# start of Task inputs

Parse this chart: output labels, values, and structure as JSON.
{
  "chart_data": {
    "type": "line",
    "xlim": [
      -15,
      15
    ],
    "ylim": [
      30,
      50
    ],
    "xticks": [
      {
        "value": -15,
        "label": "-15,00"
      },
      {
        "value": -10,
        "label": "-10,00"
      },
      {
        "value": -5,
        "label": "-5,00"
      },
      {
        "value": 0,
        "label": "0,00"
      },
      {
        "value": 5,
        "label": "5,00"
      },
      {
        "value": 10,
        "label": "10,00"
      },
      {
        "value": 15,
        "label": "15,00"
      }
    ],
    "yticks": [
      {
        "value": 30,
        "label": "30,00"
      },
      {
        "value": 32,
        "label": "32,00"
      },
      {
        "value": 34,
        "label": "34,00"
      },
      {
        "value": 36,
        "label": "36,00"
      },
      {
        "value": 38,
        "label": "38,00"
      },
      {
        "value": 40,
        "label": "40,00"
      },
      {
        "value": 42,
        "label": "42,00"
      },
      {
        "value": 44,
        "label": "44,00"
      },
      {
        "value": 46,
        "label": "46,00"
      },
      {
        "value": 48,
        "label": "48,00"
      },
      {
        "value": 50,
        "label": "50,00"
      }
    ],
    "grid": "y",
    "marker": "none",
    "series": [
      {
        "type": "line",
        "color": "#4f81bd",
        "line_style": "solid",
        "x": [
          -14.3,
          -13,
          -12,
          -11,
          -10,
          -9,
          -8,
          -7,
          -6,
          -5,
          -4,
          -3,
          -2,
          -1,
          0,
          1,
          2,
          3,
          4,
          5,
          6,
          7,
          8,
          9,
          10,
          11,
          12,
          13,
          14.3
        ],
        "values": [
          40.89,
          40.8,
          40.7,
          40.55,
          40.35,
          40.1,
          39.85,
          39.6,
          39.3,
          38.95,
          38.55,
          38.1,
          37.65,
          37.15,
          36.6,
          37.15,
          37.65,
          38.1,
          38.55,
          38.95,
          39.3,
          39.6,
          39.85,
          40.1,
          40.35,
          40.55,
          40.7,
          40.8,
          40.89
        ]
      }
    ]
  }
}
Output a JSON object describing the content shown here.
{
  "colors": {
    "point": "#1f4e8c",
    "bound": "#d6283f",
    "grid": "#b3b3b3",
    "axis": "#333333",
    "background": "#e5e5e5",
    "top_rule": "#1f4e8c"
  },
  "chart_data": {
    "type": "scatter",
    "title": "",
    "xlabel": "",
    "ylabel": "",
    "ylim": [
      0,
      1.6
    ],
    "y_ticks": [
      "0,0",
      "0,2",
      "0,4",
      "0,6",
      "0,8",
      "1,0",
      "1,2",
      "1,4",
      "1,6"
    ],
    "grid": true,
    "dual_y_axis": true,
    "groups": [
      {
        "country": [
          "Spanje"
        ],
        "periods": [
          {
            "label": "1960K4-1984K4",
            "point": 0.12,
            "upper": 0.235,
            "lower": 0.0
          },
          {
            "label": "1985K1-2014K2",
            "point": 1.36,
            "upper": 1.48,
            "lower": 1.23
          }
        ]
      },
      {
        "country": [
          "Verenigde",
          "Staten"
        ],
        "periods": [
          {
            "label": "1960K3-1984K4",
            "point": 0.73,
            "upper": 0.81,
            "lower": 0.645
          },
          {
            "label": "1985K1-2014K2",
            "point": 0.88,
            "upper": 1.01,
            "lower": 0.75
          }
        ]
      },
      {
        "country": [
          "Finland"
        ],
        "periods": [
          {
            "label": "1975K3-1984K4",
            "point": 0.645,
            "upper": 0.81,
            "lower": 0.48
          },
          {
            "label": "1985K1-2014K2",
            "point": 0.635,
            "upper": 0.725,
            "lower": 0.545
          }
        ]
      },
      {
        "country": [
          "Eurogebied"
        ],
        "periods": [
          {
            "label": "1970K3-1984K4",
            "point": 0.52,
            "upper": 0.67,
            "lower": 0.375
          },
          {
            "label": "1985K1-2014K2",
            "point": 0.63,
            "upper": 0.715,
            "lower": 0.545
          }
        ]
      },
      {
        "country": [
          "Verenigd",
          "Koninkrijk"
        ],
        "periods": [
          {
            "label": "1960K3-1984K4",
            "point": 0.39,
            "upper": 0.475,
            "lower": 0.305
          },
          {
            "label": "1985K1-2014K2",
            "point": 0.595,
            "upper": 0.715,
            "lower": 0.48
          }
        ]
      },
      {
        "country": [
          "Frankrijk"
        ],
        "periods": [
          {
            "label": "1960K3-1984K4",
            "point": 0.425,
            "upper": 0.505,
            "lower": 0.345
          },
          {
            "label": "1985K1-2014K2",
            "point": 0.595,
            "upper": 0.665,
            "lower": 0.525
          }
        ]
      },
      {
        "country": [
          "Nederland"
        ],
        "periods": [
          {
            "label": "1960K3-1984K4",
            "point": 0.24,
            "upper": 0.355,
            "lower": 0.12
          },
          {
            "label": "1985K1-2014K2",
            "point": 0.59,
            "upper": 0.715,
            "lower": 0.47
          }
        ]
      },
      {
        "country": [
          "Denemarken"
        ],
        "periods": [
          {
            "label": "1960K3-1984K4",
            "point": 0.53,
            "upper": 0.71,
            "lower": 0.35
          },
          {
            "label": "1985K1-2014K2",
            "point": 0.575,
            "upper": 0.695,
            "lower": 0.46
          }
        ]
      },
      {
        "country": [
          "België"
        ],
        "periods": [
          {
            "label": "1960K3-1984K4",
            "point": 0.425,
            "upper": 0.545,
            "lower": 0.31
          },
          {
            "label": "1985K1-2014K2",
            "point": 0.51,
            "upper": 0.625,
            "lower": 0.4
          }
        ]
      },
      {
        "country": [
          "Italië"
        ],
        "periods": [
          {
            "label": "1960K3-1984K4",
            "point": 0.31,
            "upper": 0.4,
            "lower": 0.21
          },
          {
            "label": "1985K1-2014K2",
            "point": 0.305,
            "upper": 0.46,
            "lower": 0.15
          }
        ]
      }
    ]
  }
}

# end of Task inputs

▶ [Work to do]: Repeat each record exactly. Omit nothing.

▶ [Reply]:
Parse this chart: output labels, values, and structure as JSON.
{
  "chart_data": {
    "type": "line",
    "xlim": [
      -15,
      15
    ],
    "ylim": [
      30,
      50
    ],
    "xticks": [
      {
        "value": -15,
        "label": "-15,00"
      },
      {
        "value": -10,
        "label": "-10,00"
      },
      {
        "value": -5,
        "label": "-5,00"
      },
      {
        "value": 0,
        "label": "0,00"
      },
      {
        "value": 5,
        "label": "5,00"
      },
      {
        "value": 10,
        "label": "10,00"
      },
      {
        "value": 15,
        "label": "15,00"
      }
    ],
    "yticks": [
      {
        "value": 30,
        "label": "30,00"
      },
      {
        "value": 32,
        "label": "32,00"
      },
      {
        "value": 34,
        "label": "34,00"
      },
      {
        "value": 36,
        "label": "36,00"
      },
      {
        "value": 38,
        "label": "38,00"
      },
      {
        "value": 40,
        "label": "40,00"
      },
      {
        "value": 42,
        "label": "42,00"
      },
      {
        "value": 44,
        "label": "44,00"
      },
      {
        "value": 46,
        "label": "46,00"
      },
      {
        "value": 48,
        "label": "48,00"
      },
      {
        "value": 50,
        "label": "50,00"
      }
    ],
    "grid": "y",
    "marker": "none",
    "series": [
      {
        "type": "line",
        "color": "#4f81bd",
        "line_style": "solid",
        "x": [
          -14.3,
          -13,
          -12,
          -11,
          -10,
          -9,
          -8,
          -7,
          -6,
          -5,
          -4,
          -3,
          -2,
          -1,
          0,
          1,
          2,
          3,
          4,
          5,
          6,
          7,
          8,
          9,
          10,
          11,
          12,
          13,
          14.3
        ],
        "values": [
          40.89,
          40.8,
          40.7,
          40.55,
          40.35,
          40.1,
          39.85,
          39.6,
          39.3,
          38.95,
          38.55,
          38.1,
          37.65,
          37.15,
          36.6,
          37.15,
          37.65,
          38.1,
          38.55,
          38.95,
          39.3,
          39.6,
          39.85,
          40.1,
          40.35,
          40.55,
          40.7,
          40.8,
          40.89
        ]
      }
    ]
  }
}
Output a JSON object describing the content shown here.
{
  "colors": {
    "point": "#1f4e8c",
    "bound": "#d6283f",
    "grid": "#b3b3b3",
    "axis": "#333333",
    "background": "#e5e5e5",
    "top_rule": "#1f4e8c"
  },
  "chart_data": {
    "type": "scatter",
    "title": "",
    "xlabel": "",
    "ylabel": "",
    "ylim": [
      0,
      1.6
    ],
    "y_ticks": [
      "0,0",
      "0,2",
      "0,4",
      "0,6",
      "0,8",
      "1,0",
      "1,2",
      "1,4",
      "1,6"
    ],
    "grid": true,
    "dual_y_axis": true,
    "groups": [
      {
        "country": [
          "Spanje"
        ],
        "periods": [
          {
            "label": "1960K4-1984K4",
            "point": 0.12,
            "upper": 0.235,
            "lower": 0.0
          },
          {
            "label": "1985K1-2014K2",
            "point": 1.36,
            "upper": 1.48,
            "lower": 1.23
          }
        ]
      },
      {
        "country": [
          "Verenigde",
          "Staten"
        ],
        "periods": [
          {
            "label": "1960K3-1984K4",
            "point": 0.73,
            "upper": 0.81,
            "lower": 0.645
          },
          {
            "label": "1985K1-2014K2",
            "point": 0.88,
            "upper": 1.01,
            "lower": 0.75
          }
        ]
      },
      {
        "country": [
          "Finland"
        ],
        "periods": [
          {
            "label": "1975K3-1984K4",
            "point": 0.645,
            "upper": 0.81,
            "lower": 0.48
          },
          {
            "label": "1985K1-2014K2",
            "point": 0.635,
            "upper": 0.725,
            "lower": 0.545
          }
        ]
      },
      {
        "country": [
          "Eurogebied"
        ],
        "periods": [
          {
            "label": "1970K3-1984K4",
            "point": 0.52,
            "upper": 0.67,
            "lower": 0.375
          },
          {
            "label": "1985K1-2014K2",
            "point": 0.63,
            "upper": 0.715,
            "lower": 0.545
          }
        ]
      },
      {
        "country": [
          "Verenigd",
          "Koninkrijk"
        ],
        "periods": [
          {
            "label": "1960K3-1984K4",
            "point": 0.39,
            "upper": 0.475,
            "lower": 0.305
          },
          {
            "label": "1985K1-2014K2",
            "point": 0.595,
            "upper": 0.715,
            "lower": 0.48
          }
        ]
      },
      {
        "country": [
          "Frankrijk"
        ],
        "periods": [
          {
            "label": "1960K3-1984K4",
            "point": 0.425,
            "upper": 0.505,
            "lower": 0.345
          },
          {
            "label": "1985K1-2014K2",
            "point": 0.595,
            "upper": 0.665,
            "lower": 0.525
          }
        ]
      },
      {
        "country": [
          "Nederland"
        ],
        "periods": [
          {
            "label": "1960K3-1984K4",
            "point": 0.24,
            "upper": 0.355,
            "lower": 0.12
          },
          {
            "label": "1985K1-2014K2",
            "point": 0.59,
            "upper": 0.715,
            "lower": 0.47
          }
        ]
      },
      {
        "country": [
          "Denemarken"
        ],
        "periods": [
          {
            "label": "1960K3-1984K4",
            "point": 0.53,
            "upper": 0.71,
            "lower": 0.35
          },
          {
            "label": "1985K1-2014K2",
            "point": 0.575,
            "upper": 0.695,
            "lower": 0.46
          }
        ]
      },
      {
        "country": [
          "België"
        ],
        "periods": [
          {
            "label": "1960K3-1984K4",
            "point": 0.425,
            "upper": 0.545,
            "lower": 0.31
          },
          {
            "label": "1985K1-2014K2",
            "point": 0.51,
            "upper": 0.625,
            "lower": 0.4
          }
        ]
      },
      {
        "country": [
          "Italië"
        ],
        "periods": [
          {
            "label": "1960K3-1984K4",
            "point": 0.31,
            "upper": 0.4,
            "lower": 0.21
          },
          {
            "label": "1985K1-2014K2",
            "point": 0.305,
            "upper": 0.46,
            "lower": 0.15
          }
        ]
      }
    ]
  }
}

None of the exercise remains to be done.